Exercise details: Copy out the stretch of the listing from the line containing "svg-text:Power supply: Power" through the line containing "svg-text:1.6: 1.6 [422, 549, 439, 564]", with both of those lines included, reproducing each line without any change.

::: Listed entries

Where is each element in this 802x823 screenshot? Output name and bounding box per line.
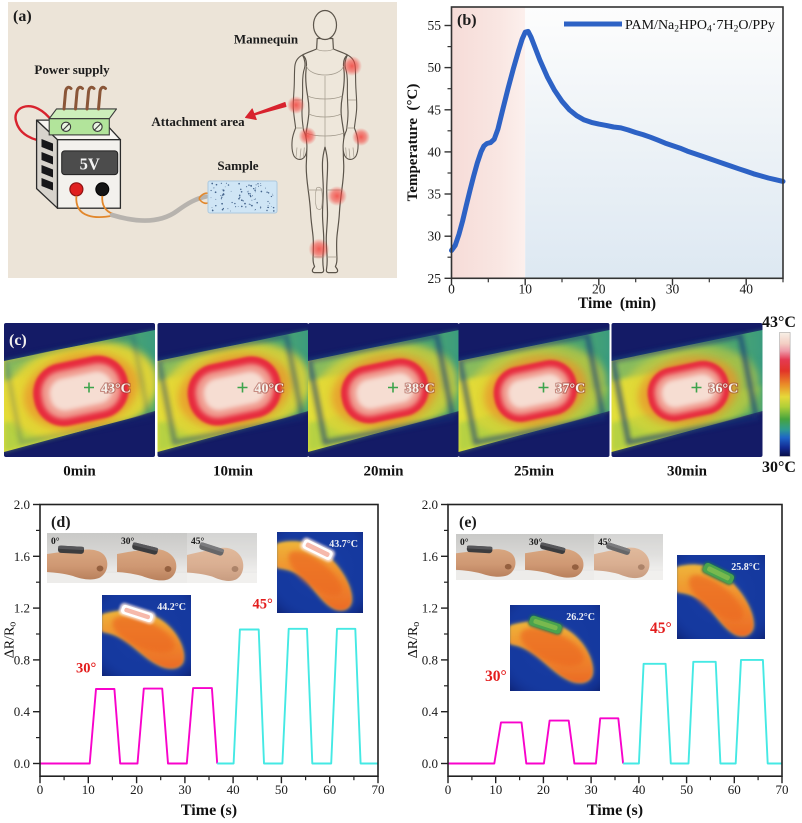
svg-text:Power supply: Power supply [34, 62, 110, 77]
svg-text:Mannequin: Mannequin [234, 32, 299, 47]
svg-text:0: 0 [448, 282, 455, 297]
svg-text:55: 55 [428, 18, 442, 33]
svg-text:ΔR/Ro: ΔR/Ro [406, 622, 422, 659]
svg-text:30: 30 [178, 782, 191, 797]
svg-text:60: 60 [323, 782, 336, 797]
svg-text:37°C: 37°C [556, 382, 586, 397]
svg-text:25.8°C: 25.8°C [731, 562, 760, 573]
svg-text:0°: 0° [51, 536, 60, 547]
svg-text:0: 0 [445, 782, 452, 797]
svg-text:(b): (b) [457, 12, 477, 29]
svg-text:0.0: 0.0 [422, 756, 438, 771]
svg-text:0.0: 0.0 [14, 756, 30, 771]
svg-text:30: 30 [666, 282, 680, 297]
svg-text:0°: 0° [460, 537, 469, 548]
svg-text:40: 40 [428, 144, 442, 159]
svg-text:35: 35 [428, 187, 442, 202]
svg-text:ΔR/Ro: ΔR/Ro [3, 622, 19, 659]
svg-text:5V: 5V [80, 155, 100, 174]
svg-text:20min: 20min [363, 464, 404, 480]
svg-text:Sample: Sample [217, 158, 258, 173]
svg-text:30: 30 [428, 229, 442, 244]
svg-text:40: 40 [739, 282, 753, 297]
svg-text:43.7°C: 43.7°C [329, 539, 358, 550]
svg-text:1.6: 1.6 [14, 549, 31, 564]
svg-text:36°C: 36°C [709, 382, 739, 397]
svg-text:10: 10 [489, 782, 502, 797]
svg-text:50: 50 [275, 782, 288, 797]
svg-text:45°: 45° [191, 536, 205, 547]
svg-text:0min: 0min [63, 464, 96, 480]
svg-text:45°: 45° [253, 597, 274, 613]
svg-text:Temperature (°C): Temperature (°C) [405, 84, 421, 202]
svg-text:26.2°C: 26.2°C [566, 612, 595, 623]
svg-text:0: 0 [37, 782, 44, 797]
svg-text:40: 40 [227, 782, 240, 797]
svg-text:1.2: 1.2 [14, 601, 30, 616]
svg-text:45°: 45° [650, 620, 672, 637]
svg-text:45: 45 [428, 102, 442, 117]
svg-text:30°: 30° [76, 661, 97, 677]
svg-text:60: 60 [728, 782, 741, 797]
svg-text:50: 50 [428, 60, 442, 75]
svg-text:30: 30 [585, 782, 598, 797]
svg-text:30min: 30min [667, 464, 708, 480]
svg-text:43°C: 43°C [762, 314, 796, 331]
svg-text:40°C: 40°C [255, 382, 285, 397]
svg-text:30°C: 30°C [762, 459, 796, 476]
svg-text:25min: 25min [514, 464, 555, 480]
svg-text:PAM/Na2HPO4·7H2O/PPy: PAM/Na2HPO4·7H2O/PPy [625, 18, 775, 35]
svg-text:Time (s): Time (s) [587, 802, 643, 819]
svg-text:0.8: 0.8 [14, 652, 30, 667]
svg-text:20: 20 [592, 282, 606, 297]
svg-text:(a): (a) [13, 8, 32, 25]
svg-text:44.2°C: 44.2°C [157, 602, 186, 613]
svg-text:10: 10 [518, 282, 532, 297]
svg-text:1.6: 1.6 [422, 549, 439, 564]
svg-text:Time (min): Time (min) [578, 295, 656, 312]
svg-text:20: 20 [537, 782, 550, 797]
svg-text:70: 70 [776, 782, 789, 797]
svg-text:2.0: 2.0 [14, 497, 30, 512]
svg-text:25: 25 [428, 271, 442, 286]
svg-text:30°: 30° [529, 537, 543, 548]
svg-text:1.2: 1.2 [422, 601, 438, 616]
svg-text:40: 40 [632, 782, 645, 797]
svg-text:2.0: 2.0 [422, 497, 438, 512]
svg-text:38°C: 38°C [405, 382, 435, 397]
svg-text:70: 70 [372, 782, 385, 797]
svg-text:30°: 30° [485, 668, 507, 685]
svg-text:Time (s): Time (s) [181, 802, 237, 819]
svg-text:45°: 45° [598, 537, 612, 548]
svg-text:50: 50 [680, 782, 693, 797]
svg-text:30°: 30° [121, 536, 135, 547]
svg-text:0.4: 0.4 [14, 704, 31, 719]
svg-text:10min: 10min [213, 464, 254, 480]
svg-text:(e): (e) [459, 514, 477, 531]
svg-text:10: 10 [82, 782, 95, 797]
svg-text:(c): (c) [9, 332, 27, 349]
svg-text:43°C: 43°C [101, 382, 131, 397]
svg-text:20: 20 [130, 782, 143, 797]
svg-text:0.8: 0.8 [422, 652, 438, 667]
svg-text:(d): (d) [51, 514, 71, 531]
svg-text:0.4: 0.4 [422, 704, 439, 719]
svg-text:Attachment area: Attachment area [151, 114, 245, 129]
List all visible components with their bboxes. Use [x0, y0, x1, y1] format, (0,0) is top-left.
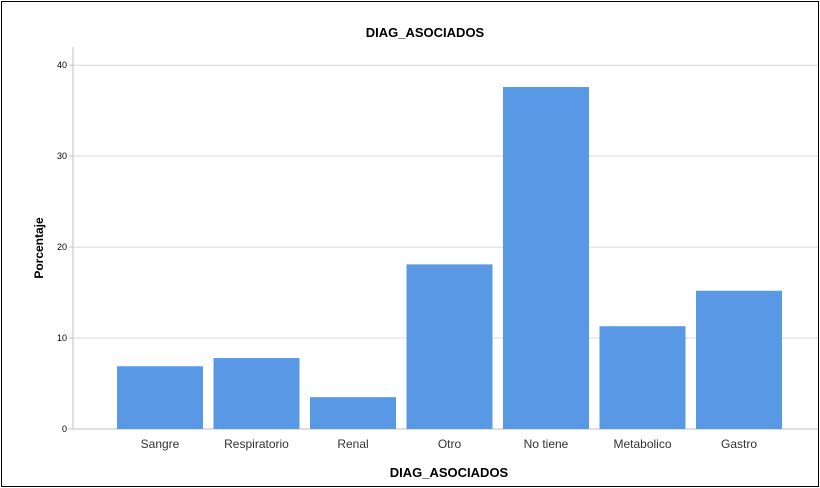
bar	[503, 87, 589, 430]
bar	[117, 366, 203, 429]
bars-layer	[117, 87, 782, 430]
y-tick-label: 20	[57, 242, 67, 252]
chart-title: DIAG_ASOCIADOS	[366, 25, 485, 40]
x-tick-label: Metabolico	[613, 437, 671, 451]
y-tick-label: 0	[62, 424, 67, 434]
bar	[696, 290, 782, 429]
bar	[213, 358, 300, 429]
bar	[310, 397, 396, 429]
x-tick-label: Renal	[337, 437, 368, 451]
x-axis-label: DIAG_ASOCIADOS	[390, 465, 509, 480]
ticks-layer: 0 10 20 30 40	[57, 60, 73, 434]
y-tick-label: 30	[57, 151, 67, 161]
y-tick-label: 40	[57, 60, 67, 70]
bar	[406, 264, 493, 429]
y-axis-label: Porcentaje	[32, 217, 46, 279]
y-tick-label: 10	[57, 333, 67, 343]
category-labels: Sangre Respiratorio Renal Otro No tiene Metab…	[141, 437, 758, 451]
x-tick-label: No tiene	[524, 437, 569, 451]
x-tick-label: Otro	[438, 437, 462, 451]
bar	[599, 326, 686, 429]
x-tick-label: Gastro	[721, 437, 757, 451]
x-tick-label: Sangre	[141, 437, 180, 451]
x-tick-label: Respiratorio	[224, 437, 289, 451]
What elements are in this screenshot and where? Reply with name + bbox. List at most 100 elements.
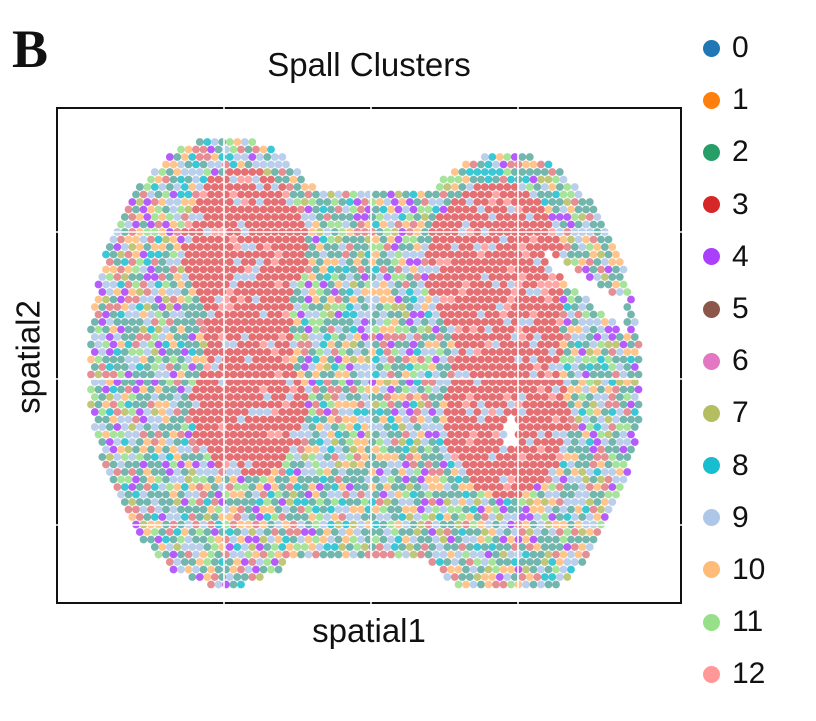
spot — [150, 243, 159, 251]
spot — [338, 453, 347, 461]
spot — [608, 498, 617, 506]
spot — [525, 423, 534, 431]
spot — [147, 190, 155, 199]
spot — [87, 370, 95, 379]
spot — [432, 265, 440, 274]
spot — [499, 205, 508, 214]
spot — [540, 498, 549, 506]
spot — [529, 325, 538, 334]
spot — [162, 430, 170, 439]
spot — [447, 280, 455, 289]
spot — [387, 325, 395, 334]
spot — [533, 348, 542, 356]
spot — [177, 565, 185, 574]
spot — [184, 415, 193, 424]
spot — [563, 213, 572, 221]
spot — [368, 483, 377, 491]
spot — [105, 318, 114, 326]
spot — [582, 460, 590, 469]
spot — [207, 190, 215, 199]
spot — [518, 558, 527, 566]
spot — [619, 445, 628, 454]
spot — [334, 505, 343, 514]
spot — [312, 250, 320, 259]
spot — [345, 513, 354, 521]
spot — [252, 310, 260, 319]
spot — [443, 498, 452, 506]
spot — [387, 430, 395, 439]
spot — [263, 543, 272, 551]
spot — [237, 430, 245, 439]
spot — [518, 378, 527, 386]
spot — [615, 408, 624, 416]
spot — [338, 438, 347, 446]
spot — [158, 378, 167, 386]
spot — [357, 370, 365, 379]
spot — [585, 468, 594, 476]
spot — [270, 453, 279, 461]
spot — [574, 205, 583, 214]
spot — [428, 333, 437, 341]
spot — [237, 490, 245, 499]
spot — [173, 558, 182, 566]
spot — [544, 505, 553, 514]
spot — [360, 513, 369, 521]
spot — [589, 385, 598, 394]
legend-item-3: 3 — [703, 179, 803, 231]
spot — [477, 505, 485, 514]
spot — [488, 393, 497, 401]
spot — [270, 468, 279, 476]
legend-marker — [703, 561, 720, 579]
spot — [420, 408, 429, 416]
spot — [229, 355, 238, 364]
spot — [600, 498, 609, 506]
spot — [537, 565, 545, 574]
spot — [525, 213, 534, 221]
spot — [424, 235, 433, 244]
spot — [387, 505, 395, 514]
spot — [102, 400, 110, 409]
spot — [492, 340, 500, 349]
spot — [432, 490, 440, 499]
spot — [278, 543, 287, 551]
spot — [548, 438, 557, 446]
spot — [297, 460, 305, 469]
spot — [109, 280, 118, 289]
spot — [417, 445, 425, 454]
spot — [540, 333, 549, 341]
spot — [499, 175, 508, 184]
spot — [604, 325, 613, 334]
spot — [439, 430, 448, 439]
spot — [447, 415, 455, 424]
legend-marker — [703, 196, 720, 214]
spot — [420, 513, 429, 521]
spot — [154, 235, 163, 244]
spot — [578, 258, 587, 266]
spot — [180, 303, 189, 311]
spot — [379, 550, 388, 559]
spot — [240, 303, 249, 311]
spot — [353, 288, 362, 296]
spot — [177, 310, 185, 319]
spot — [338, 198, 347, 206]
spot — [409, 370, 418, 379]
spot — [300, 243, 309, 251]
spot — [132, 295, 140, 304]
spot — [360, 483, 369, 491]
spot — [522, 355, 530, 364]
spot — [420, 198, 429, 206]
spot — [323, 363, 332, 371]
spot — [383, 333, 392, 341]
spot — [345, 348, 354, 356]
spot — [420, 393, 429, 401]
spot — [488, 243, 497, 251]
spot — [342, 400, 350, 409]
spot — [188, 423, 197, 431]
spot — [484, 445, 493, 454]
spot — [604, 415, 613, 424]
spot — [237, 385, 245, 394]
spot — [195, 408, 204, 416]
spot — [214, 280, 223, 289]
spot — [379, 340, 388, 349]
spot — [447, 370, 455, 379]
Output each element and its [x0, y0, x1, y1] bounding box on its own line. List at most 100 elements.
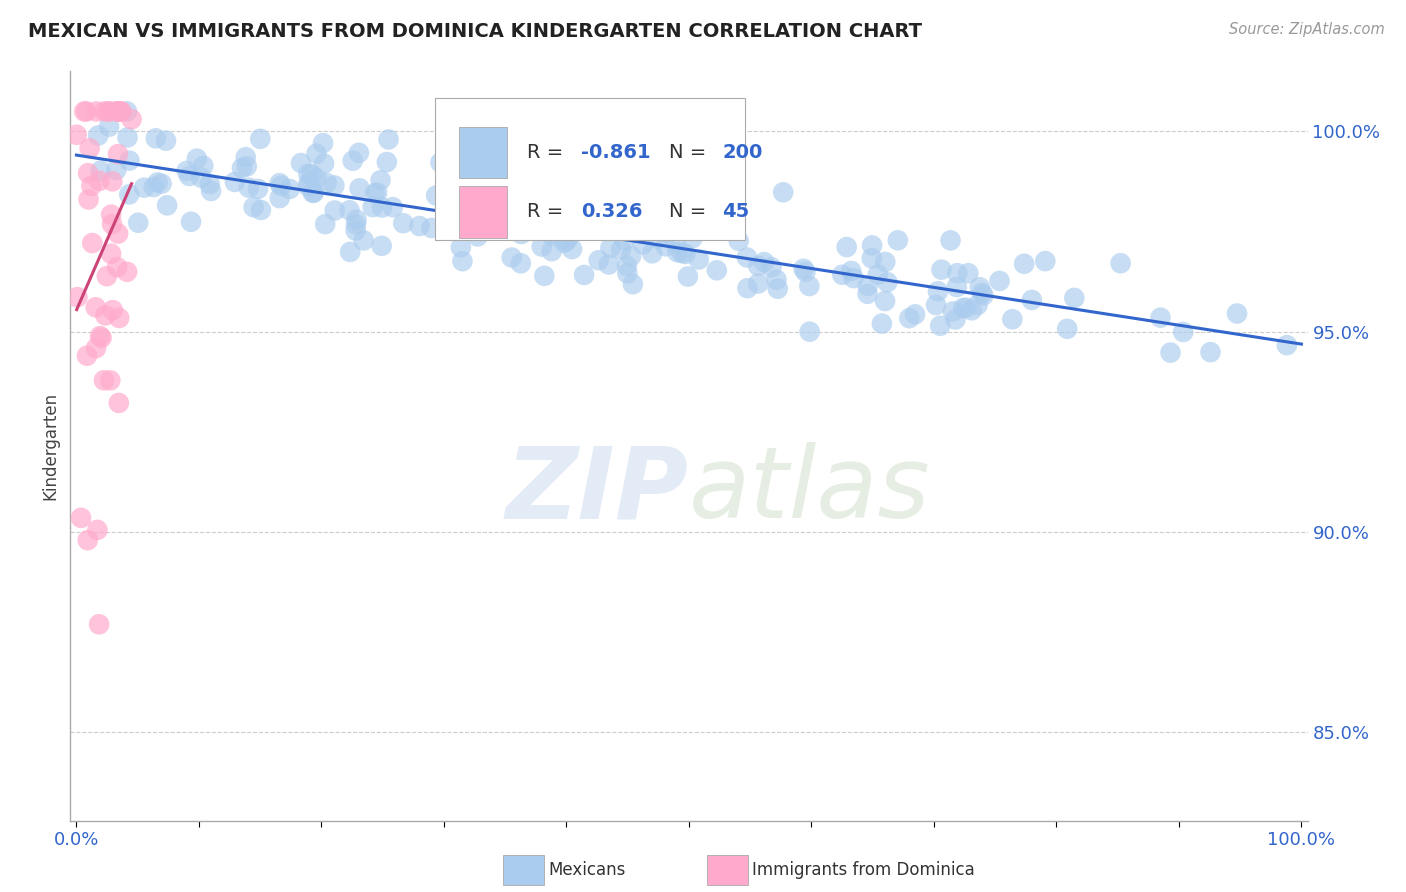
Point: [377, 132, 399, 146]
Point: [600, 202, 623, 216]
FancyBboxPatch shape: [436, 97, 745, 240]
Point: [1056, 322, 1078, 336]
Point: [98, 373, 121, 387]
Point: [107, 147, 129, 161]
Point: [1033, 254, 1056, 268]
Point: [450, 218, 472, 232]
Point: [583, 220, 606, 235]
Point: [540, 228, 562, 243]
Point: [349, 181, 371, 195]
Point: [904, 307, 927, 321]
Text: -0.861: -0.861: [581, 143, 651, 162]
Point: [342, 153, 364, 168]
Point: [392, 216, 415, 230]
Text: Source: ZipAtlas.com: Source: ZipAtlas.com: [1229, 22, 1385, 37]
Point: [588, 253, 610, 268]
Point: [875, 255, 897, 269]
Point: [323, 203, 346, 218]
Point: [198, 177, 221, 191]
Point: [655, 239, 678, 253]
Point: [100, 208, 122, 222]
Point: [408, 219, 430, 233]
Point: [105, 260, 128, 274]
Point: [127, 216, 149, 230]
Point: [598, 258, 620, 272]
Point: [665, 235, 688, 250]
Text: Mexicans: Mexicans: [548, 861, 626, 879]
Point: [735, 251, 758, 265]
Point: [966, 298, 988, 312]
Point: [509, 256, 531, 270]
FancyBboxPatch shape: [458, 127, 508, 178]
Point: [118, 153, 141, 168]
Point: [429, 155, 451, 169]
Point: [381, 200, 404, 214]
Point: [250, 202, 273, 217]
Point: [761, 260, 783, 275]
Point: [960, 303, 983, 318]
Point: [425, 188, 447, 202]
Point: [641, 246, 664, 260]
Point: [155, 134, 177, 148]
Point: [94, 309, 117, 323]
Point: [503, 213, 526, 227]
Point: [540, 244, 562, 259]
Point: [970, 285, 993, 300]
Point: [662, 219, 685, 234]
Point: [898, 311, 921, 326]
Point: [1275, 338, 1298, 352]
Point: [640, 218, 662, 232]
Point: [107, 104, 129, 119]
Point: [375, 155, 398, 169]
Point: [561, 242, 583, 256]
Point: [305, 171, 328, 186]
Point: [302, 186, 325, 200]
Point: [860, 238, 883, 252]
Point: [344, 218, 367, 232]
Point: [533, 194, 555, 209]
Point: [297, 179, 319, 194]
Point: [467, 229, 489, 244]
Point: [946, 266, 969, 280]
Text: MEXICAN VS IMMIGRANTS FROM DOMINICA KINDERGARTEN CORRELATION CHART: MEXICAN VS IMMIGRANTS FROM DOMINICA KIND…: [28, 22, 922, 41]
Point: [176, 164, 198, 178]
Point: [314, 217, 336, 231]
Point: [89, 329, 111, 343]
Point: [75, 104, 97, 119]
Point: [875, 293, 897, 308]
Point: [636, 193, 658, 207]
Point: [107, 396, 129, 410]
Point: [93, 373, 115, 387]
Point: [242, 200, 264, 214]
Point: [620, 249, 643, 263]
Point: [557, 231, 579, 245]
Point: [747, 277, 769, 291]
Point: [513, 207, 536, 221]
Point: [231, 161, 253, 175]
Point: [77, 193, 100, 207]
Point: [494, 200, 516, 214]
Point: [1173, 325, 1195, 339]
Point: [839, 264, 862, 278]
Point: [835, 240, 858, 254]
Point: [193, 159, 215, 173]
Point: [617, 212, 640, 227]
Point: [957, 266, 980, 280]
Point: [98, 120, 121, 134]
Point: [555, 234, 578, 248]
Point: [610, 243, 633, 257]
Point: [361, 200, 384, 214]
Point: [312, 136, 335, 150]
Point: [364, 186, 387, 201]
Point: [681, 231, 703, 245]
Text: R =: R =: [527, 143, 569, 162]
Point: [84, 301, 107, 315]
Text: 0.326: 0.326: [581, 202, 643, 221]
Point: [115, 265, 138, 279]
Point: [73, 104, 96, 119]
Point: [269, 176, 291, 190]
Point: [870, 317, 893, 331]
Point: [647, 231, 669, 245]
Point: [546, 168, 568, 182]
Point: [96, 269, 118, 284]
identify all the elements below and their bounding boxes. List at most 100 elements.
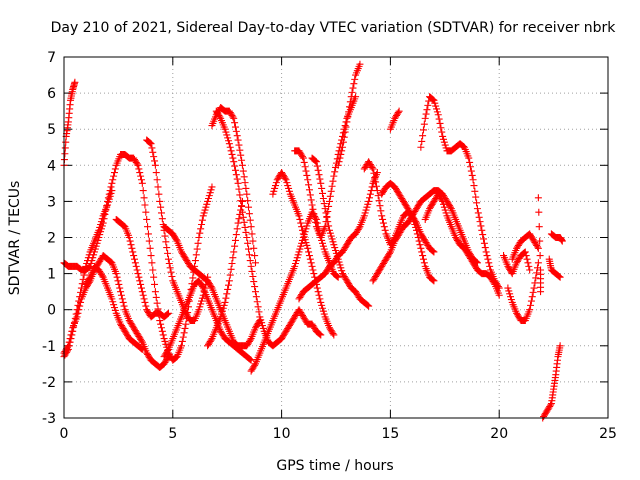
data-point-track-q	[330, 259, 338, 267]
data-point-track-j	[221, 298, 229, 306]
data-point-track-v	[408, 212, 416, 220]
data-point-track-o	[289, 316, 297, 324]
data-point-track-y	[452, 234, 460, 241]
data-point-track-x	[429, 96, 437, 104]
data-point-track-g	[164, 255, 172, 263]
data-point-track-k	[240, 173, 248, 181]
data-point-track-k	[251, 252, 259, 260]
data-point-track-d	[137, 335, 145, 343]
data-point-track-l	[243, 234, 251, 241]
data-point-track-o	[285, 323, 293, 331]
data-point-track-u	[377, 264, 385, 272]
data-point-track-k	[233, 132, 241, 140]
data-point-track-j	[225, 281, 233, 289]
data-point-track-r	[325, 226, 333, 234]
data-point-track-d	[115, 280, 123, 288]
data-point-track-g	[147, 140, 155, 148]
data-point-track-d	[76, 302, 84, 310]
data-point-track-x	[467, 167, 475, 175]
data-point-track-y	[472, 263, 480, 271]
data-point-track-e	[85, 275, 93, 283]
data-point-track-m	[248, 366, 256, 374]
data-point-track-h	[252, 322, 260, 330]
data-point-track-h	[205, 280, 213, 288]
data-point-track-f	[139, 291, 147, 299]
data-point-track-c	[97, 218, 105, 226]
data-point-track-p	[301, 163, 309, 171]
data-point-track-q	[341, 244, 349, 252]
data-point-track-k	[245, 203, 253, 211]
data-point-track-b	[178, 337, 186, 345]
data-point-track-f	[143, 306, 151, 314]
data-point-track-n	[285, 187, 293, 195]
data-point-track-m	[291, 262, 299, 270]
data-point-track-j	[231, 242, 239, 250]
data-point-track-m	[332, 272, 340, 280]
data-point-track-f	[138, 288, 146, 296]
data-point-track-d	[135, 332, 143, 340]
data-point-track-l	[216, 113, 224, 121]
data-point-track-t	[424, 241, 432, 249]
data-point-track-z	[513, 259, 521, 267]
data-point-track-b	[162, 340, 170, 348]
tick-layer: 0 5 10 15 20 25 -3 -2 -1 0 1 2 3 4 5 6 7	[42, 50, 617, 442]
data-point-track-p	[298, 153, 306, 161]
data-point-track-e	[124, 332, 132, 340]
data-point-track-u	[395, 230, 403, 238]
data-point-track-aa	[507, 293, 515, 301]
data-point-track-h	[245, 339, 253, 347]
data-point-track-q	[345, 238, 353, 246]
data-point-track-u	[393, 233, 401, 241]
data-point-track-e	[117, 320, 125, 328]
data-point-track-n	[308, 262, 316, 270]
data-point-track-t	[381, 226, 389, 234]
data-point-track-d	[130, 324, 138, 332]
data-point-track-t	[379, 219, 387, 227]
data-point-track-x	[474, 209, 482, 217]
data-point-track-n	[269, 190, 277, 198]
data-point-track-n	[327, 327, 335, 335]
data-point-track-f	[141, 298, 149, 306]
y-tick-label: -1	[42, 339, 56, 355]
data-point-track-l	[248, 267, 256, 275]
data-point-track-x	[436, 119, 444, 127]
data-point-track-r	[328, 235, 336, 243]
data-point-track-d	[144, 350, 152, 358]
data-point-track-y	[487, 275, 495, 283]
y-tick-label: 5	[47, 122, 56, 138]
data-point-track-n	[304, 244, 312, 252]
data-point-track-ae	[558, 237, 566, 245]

::::::

The completed task:
svg-text:Power supply: Power supply [34, 62, 110, 77]
svg-text:Mannequin: Mannequin [234, 32, 299, 47]
svg-text:0: 0 [448, 282, 455, 297]
svg-text:55: 55 [428, 18, 442, 33]
svg-text:ΔR/Ro: ΔR/Ro [406, 622, 422, 659]
svg-text:30: 30 [178, 782, 191, 797]
svg-text:60: 60 [323, 782, 336, 797]
svg-text:37°C: 37°C [556, 382, 586, 397]
svg-text:25.8°C: 25.8°C [731, 562, 760, 573]
svg-text:0°: 0° [51, 536, 60, 547]
svg-text:0: 0 [445, 782, 452, 797]
svg-text:(b): (b) [457, 12, 477, 29]
svg-text:0.0: 0.0 [422, 756, 438, 771]
svg-text:0.0: 0.0 [14, 756, 30, 771]
svg-text:30: 30 [666, 282, 680, 297]
svg-text:0°: 0° [460, 537, 469, 548]
svg-text:40: 40 [428, 144, 442, 159]
svg-text:35: 35 [428, 187, 442, 202]
svg-text:ΔR/Ro: ΔR/Ro [3, 622, 19, 659]
svg-text:5V: 5V [80, 155, 100, 174]
svg-text:20min: 20min [363, 464, 404, 480]
svg-text:Sample: Sample [217, 158, 258, 173]
svg-text:30: 30 [428, 229, 442, 244]
svg-text:40: 40 [739, 282, 753, 297]
svg-text:43.7°C: 43.7°C [329, 539, 358, 550]
svg-text:1.6: 1.6 [14, 549, 31, 564]
svg-text:36°C: 36°C [709, 382, 739, 397]
svg-text:10: 10 [489, 782, 502, 797]
svg-text:50: 50 [275, 782, 288, 797]
svg-text:45°: 45° [191, 536, 205, 547]
svg-text:0min: 0min [63, 464, 96, 480]
svg-text:45°: 45° [253, 597, 274, 613]
svg-text:Temperature (°C): Temperature (°C) [405, 84, 421, 202]
svg-text:26.2°C: 26.2°C [566, 612, 595, 623]
svg-text:0: 0 [37, 782, 44, 797]
svg-text:40: 40 [227, 782, 240, 797]
svg-text:1.2: 1.2 [14, 601, 30, 616]
svg-text:45°: 45° [650, 620, 672, 637]
svg-text:45: 45 [428, 102, 442, 117]
svg-text:30°: 30° [76, 661, 97, 677]
svg-text:60: 60 [728, 782, 741, 797]
svg-text:50: 50 [428, 60, 442, 75]
svg-text:30: 30 [585, 782, 598, 797]
svg-text:30min: 30min [667, 464, 708, 480]
svg-text:43°C: 43°C [762, 314, 796, 331]
svg-text:40°C: 40°C [255, 382, 285, 397]
svg-text:30°C: 30°C [762, 459, 796, 476]
svg-text:25min: 25min [514, 464, 555, 480]
svg-text:PAM/Na2HPO4·7H2O/PPy: PAM/Na2HPO4·7H2O/PPy [625, 18, 775, 35]
svg-text:Time (s): Time (s) [587, 802, 643, 819]
svg-text:0.8: 0.8 [14, 652, 30, 667]
svg-text:20: 20 [592, 282, 606, 297]
svg-text:(a): (a) [13, 8, 32, 25]
svg-text:44.2°C: 44.2°C [157, 602, 186, 613]
svg-text:10: 10 [518, 282, 532, 297]
svg-text:1.6: 1.6 [422, 549, 439, 564]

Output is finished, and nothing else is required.